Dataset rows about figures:
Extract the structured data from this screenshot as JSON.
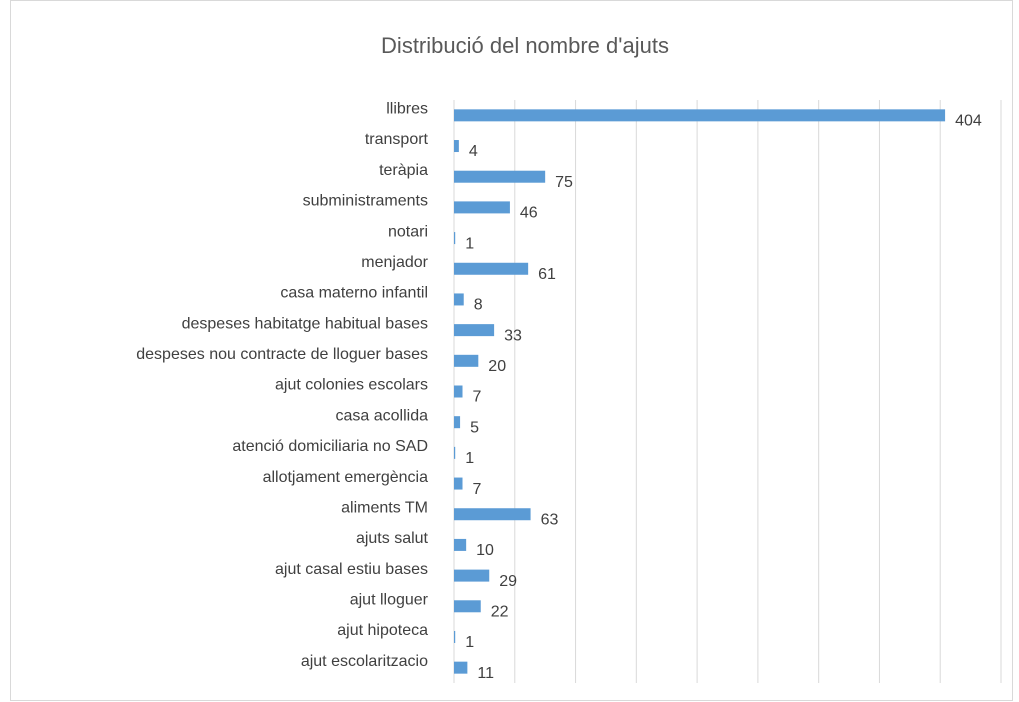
{
  "chart_data": {
    "type": "bar",
    "orientation": "horizontal",
    "title": "Distribució del nombre d'ajuts",
    "categories": [
      "llibres",
      "transport",
      "teràpia",
      "subministraments",
      "notari",
      "menjador",
      "casa materno infantil",
      "despeses habitatge habitual bases",
      "despeses nou contracte de lloguer bases",
      "ajut colonies escolars",
      "casa acollida",
      "atenció domiciliaria no SAD",
      "allotjament emergència",
      "aliments TM",
      "ajuts salut",
      "ajut casal estiu bases",
      "ajut lloguer",
      "ajut hipoteca",
      "ajut escolaritzacio"
    ],
    "values": [
      404,
      4,
      75,
      46,
      1,
      61,
      8,
      33,
      20,
      7,
      5,
      1,
      7,
      63,
      10,
      29,
      22,
      1,
      11
    ],
    "color": "#5b9bd5",
    "xlim": [
      0,
      450
    ],
    "xticks": [
      0,
      50,
      100,
      150,
      200,
      250,
      300,
      350,
      400,
      450
    ],
    "grid": true
  }
}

Stated task: In the records above, find each line holding "lloguer" and copy it.

Exercise solution:
      "despeses nou contracte de lloguer bases",
      "ajut lloguer",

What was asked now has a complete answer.